You should be able to use an NSRegularExpression and a method like
replaceMatchesInString:options:range:withTemplate:.
I am no expert on regular expressions. I believe that you can make your regular expression have 2 "capture groups" where the first capture group is a list of possible punctuation characters, and the second is a variable amount of whitespace. Your template would tell the `replaceMatchesInString:options:range:withTemplate: function to replace each matched expression with the just the contents of the first capture group (the matched punctuation symbol.)
You will need to list all the punctuation symbols that you want to handle (e.g. ".,:?!;")
Edit:
I decided to use this as a learning experience to learn more about regular expressions.
I found this page that is a decent introduction to regular expressions.
Then I read the docs on NSRegularExpression, and in particular, the stringByReplacingMatchesInString function. That says that the string is replaced based on a "template".
It seems that the parts of a regular expression can be divided into "capture groups", or sections that get matched separately. You can then use those capture groups to use parts of the matched string to the output of stringByReplacingMatchesInString.
Here is some playground code I wrote that searches for the punctuation characters ",.:;?!" followed by one or more whitespace characters and replaces them with just the punctuation, stripping away the whitespace:
var error: NSError?
let myRegEx = NSRegularExpression(pattern: "([,.:;?!])(\\s*)",
options: NSRegularExpressionOptions(0),
error: &error)
let testString = "This is a string, with some text. It has punctuation; can we replace that punctuation? I need to know what happens! "
let range = NSRange(location: 0, length: count(testString))
println(testString)
if let newString = myRegEx?.stringByReplacingMatchesInString(
testString,
options: NSMatchingOptions(0),
range: range,
withTemplate: "$1")
{
println("Result string = \(newString)")
════════
■ HOW TO COMPLETE THIS TASK: From the NSRegularExpression text above, return everything from "You should be" down to "to regular expressions.", copied word for word.
════════
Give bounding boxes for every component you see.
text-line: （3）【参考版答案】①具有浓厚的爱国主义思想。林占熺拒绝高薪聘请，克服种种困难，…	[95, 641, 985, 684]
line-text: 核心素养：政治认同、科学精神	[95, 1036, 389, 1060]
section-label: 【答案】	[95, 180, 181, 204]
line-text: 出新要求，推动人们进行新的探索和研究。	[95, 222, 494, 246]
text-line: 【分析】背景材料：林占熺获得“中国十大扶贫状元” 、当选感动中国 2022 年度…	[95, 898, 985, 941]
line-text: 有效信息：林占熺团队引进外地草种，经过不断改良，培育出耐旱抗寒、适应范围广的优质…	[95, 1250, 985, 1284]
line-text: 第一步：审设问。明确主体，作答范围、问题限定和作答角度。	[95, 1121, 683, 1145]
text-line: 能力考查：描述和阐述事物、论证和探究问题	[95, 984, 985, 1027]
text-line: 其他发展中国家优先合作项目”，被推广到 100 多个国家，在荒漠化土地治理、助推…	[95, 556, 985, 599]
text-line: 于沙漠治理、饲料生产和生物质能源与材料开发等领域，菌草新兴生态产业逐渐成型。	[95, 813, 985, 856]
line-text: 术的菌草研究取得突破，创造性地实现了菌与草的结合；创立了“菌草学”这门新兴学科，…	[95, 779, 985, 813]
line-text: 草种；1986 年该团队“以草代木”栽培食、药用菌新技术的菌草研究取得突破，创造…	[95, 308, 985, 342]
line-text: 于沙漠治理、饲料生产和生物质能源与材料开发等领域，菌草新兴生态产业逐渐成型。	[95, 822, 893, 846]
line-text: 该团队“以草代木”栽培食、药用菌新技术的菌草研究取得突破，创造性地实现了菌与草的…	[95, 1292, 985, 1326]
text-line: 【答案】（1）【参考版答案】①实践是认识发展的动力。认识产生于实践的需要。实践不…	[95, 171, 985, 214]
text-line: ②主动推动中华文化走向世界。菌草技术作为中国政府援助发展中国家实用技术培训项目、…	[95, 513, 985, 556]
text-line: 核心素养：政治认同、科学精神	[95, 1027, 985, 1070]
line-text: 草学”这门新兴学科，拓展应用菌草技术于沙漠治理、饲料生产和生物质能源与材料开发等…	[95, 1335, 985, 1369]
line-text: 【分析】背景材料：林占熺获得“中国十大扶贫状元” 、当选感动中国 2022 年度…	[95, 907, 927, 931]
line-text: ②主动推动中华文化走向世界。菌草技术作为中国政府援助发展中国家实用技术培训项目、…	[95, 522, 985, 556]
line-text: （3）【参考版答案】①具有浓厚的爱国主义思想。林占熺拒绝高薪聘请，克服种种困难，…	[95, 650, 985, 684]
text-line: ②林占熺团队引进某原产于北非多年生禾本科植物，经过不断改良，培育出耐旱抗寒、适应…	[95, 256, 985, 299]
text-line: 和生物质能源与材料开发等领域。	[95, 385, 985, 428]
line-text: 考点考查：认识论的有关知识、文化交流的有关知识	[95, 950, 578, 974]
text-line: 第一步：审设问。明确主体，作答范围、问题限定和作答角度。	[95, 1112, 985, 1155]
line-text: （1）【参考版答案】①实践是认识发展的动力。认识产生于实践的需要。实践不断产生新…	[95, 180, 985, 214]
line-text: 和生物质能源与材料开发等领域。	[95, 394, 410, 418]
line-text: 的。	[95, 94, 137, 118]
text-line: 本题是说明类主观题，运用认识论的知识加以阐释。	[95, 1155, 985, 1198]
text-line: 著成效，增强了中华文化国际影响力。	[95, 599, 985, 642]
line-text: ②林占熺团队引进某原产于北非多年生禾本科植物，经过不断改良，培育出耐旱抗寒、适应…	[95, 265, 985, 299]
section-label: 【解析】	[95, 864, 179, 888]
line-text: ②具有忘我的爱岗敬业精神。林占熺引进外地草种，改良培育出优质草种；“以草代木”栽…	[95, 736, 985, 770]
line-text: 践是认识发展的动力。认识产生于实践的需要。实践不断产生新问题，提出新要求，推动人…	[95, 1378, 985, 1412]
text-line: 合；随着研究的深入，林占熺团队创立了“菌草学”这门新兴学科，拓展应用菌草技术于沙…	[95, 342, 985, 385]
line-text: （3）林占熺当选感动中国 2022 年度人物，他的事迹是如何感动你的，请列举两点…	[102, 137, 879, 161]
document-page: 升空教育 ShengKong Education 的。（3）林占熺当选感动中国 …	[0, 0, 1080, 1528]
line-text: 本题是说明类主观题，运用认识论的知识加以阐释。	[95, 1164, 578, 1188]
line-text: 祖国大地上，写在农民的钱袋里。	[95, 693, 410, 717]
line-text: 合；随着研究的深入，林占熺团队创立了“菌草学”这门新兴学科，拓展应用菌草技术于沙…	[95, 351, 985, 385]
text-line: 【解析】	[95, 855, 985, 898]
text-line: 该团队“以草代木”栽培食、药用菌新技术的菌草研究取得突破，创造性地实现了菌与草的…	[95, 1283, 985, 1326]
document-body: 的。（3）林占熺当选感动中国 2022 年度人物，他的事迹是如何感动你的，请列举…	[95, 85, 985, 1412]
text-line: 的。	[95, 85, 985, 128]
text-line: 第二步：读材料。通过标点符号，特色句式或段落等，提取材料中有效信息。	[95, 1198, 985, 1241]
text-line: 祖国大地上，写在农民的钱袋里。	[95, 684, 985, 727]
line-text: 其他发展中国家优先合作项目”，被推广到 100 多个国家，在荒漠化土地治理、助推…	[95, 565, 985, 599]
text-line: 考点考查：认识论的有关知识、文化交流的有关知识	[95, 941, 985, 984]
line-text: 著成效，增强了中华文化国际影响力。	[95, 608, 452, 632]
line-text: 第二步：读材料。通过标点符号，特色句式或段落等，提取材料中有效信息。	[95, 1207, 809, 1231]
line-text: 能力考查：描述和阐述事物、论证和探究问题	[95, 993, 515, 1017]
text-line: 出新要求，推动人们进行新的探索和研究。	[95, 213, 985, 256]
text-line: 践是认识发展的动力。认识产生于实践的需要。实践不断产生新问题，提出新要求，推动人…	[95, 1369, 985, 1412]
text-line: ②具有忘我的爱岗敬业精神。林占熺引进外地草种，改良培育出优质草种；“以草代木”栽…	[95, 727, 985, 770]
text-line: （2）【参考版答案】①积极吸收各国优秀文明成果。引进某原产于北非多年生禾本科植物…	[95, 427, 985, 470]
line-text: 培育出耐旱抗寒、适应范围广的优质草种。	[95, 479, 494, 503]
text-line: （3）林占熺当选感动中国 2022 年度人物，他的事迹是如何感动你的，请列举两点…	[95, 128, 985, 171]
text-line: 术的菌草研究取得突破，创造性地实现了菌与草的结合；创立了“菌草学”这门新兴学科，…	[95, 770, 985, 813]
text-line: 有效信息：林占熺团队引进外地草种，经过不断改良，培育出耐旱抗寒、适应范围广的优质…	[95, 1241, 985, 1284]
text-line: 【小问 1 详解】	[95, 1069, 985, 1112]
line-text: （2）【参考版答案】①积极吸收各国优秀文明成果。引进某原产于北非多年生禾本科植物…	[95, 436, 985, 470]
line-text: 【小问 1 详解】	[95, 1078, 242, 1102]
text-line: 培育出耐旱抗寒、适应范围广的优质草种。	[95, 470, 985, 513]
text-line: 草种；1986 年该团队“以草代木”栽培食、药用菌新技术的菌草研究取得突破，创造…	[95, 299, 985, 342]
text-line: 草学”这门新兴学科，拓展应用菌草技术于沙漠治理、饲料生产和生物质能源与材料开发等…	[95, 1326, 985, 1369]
════════
■ COMPLETED TASK:
You should be able to use an NSRegularExpression and a method like
replaceMatchesInString:options:range:withTemplate:.
I am no expert on regular expressions. I believe that you can make your regular expression have 2 "capture groups" where the first capture group is a list of possible punctuation characters, and the second is a variable amount of whitespace. Your template would tell the `replaceMatchesInString:options:range:withTemplate: function to replace each matched expression with the just the contents of the first capture group (the matched punctuation symbol.)
You will need to list all the punctuation symbols that you want to handle (e.g. ".,:?!;")
Edit:
I decided to use this as a learning experience to learn more about regular expressions.
I found this page that is a decent introduction to regular expressions.